— start —

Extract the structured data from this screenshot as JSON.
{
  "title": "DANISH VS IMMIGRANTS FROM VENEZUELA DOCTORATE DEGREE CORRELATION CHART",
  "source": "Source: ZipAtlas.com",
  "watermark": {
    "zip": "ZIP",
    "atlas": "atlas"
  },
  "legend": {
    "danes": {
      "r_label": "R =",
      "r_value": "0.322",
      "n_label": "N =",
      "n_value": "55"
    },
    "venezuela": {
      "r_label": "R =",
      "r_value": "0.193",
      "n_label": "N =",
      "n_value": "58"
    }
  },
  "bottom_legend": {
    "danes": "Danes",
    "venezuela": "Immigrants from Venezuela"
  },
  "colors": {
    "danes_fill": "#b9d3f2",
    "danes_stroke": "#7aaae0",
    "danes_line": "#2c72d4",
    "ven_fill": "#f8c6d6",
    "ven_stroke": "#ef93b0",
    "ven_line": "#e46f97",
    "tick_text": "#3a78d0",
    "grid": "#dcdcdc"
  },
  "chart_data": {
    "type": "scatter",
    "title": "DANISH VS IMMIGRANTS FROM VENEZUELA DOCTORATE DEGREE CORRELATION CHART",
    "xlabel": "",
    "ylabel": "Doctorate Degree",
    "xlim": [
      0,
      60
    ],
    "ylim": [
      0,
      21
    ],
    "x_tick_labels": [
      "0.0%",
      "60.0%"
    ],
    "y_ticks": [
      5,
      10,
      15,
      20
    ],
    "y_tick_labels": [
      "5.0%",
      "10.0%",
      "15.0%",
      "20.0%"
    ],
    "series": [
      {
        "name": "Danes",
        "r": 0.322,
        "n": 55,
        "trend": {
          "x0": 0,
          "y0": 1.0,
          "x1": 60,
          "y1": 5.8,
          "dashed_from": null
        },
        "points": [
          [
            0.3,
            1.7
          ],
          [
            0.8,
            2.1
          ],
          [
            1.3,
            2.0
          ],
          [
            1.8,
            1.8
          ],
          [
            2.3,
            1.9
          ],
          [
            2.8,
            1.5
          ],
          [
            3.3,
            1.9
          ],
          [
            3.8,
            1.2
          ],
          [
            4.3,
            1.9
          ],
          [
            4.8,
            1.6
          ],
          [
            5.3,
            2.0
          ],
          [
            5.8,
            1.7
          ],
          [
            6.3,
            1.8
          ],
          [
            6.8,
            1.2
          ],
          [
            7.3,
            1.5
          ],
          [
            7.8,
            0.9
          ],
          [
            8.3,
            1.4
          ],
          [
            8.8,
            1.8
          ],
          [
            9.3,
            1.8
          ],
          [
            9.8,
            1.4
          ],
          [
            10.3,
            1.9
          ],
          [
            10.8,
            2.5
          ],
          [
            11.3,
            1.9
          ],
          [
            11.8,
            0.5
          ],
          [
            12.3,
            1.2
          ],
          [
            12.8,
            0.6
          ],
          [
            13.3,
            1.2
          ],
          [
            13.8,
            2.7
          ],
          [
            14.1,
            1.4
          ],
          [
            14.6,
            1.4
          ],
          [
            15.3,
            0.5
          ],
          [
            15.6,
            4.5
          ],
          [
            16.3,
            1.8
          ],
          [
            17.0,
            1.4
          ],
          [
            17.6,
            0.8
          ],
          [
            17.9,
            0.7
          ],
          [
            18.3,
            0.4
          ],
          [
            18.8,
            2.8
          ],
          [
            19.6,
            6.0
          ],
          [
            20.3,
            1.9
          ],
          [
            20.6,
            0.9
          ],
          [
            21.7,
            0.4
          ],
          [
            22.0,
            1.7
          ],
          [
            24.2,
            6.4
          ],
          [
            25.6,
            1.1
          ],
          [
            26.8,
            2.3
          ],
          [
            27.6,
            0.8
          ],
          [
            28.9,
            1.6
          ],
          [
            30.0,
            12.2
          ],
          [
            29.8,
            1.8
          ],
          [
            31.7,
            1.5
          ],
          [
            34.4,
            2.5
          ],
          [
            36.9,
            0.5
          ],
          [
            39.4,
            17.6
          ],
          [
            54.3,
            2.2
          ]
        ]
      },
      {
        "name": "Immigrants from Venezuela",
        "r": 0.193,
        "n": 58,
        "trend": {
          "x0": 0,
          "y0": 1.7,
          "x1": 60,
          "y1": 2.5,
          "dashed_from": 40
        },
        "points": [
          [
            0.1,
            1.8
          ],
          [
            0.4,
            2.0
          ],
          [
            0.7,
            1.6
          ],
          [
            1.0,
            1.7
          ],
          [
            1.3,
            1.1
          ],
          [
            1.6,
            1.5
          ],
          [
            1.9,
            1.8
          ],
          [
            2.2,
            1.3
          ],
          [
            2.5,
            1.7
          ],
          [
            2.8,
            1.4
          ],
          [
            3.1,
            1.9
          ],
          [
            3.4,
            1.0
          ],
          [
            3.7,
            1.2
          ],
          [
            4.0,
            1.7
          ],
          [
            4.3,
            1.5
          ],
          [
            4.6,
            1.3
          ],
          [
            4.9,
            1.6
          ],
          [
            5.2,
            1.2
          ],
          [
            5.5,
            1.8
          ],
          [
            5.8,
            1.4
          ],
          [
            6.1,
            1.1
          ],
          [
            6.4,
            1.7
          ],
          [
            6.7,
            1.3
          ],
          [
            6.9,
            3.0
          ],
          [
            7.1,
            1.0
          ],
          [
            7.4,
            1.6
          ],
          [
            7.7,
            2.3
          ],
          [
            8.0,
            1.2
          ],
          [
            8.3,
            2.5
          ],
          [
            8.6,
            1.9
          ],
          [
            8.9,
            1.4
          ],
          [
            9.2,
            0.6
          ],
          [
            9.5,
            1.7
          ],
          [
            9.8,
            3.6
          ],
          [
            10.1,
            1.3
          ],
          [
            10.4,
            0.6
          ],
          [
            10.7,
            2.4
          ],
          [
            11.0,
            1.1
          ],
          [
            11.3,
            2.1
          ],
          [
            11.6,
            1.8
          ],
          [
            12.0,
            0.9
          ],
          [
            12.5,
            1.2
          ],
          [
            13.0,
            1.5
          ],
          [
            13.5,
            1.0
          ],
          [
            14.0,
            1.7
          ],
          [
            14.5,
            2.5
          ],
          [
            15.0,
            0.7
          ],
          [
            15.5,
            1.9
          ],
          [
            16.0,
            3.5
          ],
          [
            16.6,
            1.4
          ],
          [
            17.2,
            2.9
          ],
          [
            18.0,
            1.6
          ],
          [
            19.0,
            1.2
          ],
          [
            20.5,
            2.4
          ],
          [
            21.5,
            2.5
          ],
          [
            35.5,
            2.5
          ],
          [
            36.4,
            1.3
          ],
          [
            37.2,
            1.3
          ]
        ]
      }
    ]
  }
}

— end —

(What you will do)
In full and verbatim, repeat the records given above.

(Exercise solution)
Extract the structured data from this screenshot as JSON.
{
  "title": "DANISH VS IMMIGRANTS FROM VENEZUELA DOCTORATE DEGREE CORRELATION CHART",
  "source": "Source: ZipAtlas.com",
  "watermark": {
    "zip": "ZIP",
    "atlas": "atlas"
  },
  "legend": {
    "danes": {
      "r_label": "R =",
      "r_value": "0.322",
      "n_label": "N =",
      "n_value": "55"
    },
    "venezuela": {
      "r_label": "R =",
      "r_value": "0.193",
      "n_label": "N =",
      "n_value": "58"
    }
  },
  "bottom_legend": {
    "danes": "Danes",
    "venezuela": "Immigrants from Venezuela"
  },
  "colors": {
    "danes_fill": "#b9d3f2",
    "danes_stroke": "#7aaae0",
    "danes_line": "#2c72d4",
    "ven_fill": "#f8c6d6",
    "ven_stroke": "#ef93b0",
    "ven_line": "#e46f97",
    "tick_text": "#3a78d0",
    "grid": "#dcdcdc"
  },
  "chart_data": {
    "type": "scatter",
    "title": "DANISH VS IMMIGRANTS FROM VENEZUELA DOCTORATE DEGREE CORRELATION CHART",
    "xlabel": "",
    "ylabel": "Doctorate Degree",
    "xlim": [
      0,
      60
    ],
    "ylim": [
      0,
      21
    ],
    "x_tick_labels": [
      "0.0%",
      "60.0%"
    ],
    "y_ticks": [
      5,
      10,
      15,
      20
    ],
    "y_tick_labels": [
      "5.0%",
      "10.0%",
      "15.0%",
      "20.0%"
    ],
    "series": [
      {
        "name": "Danes",
        "r": 0.322,
        "n": 55,
        "trend": {
          "x0": 0,
          "y0": 1.0,
          "x1": 60,
          "y1": 5.8,
          "dashed_from": null
        },
        "points": [
          [
            0.3,
            1.7
          ],
          [
            0.8,
            2.1
          ],
          [
            1.3,
            2.0
          ],
          [
            1.8,
            1.8
          ],
          [
            2.3,
            1.9
          ],
          [
            2.8,
            1.5
          ],
          [
            3.3,
            1.9
          ],
          [
            3.8,
            1.2
          ],
          [
            4.3,
            1.9
          ],
          [
            4.8,
            1.6
          ],
          [
            5.3,
            2.0
          ],
          [
            5.8,
            1.7
          ],
          [
            6.3,
            1.8
          ],
          [
            6.8,
            1.2
          ],
          [
            7.3,
            1.5
          ],
          [
            7.8,
            0.9
          ],
          [
            8.3,
            1.4
          ],
          [
            8.8,
            1.8
          ],
          [
            9.3,
            1.8
          ],
          [
            9.8,
            1.4
          ],
          [
            10.3,
            1.9
          ],
          [
            10.8,
            2.5
          ],
          [
            11.3,
            1.9
          ],
          [
            11.8,
            0.5
          ],
          [
            12.3,
            1.2
          ],
          [
            12.8,
            0.6
          ],
          [
            13.3,
            1.2
          ],
          [
            13.8,
            2.7
          ],
          [
            14.1,
            1.4
          ],
          [
            14.6,
            1.4
          ],
          [
            15.3,
            0.5
          ],
          [
            15.6,
            4.5
          ],
          [
            16.3,
            1.8
          ],
          [
            17.0,
            1.4
          ],
          [
            17.6,
            0.8
          ],
          [
            17.9,
            0.7
          ],
          [
            18.3,
            0.4
          ],
          [
            18.8,
            2.8
          ],
          [
            19.6,
            6.0
          ],
          [
            20.3,
            1.9
          ],
          [
            20.6,
            0.9
          ],
          [
            21.7,
            0.4
          ],
          [
            22.0,
            1.7
          ],
          [
            24.2,
            6.4
          ],
          [
            25.6,
            1.1
          ],
          [
            26.8,
            2.3
          ],
          [
            27.6,
            0.8
          ],
          [
            28.9,
            1.6
          ],
          [
            30.0,
            12.2
          ],
          [
            29.8,
            1.8
          ],
          [
            31.7,
            1.5
          ],
          [
            34.4,
            2.5
          ],
          [
            36.9,
            0.5
          ],
          [
            39.4,
            17.6
          ],
          [
            54.3,
            2.2
          ]
        ]
      },
      {
        "name": "Immigrants from Venezuela",
        "r": 0.193,
        "n": 58,
        "trend": {
          "x0": 0,
          "y0": 1.7,
          "x1": 60,
          "y1": 2.5,
          "dashed_from": 40
        },
        "points": [
          [
            0.1,
            1.8
          ],
          [
            0.4,
            2.0
          ],
          [
            0.7,
            1.6
          ],
          [
            1.0,
            1.7
          ],
          [
            1.3,
            1.1
          ],
          [
            1.6,
            1.5
          ],
          [
            1.9,
            1.8
          ],
          [
            2.2,
            1.3
          ],
          [
            2.5,
            1.7
          ],
          [
            2.8,
            1.4
          ],
          [
            3.1,
            1.9
          ],
          [
            3.4,
            1.0
          ],
          [
            3.7,
            1.2
          ],
          [
            4.0,
            1.7
          ],
          [
            4.3,
            1.5
          ],
          [
            4.6,
            1.3
          ],
          [
            4.9,
            1.6
          ],
          [
            5.2,
            1.2
          ],
          [
            5.5,
            1.8
          ],
          [
            5.8,
            1.4
          ],
          [
            6.1,
            1.1
          ],
          [
            6.4,
            1.7
          ],
          [
            6.7,
            1.3
          ],
          [
            6.9,
            3.0
          ],
          [
            7.1,
            1.0
          ],
          [
            7.4,
            1.6
          ],
          [
            7.7,
            2.3
          ],
          [
            8.0,
            1.2
          ],
          [
            8.3,
            2.5
          ],
          [
            8.6,
            1.9
          ],
          [
            8.9,
            1.4
          ],
          [
            9.2,
            0.6
          ],
          [
            9.5,
            1.7
          ],
          [
            9.8,
            3.6
          ],
          [
            10.1,
            1.3
          ],
          [
            10.4,
            0.6
          ],
          [
            10.7,
            2.4
          ],
          [
            11.0,
            1.1
          ],
          [
            11.3,
            2.1
          ],
          [
            11.6,
            1.8
          ],
          [
            12.0,
            0.9
          ],
          [
            12.5,
            1.2
          ],
          [
            13.0,
            1.5
          ],
          [
            13.5,
            1.0
          ],
          [
            14.0,
            1.7
          ],
          [
            14.5,
            2.5
          ],
          [
            15.0,
            0.7
          ],
          [
            15.5,
            1.9
          ],
          [
            16.0,
            3.5
          ],
          [
            16.6,
            1.4
          ],
          [
            17.2,
            2.9
          ],
          [
            18.0,
            1.6
          ],
          [
            19.0,
            1.2
          ],
          [
            20.5,
            2.4
          ],
          [
            21.5,
            2.5
          ],
          [
            35.5,
            2.5
          ],
          [
            36.4,
            1.3
          ],
          [
            37.2,
            1.3
          ]
        ]
      }
    ]
  }
}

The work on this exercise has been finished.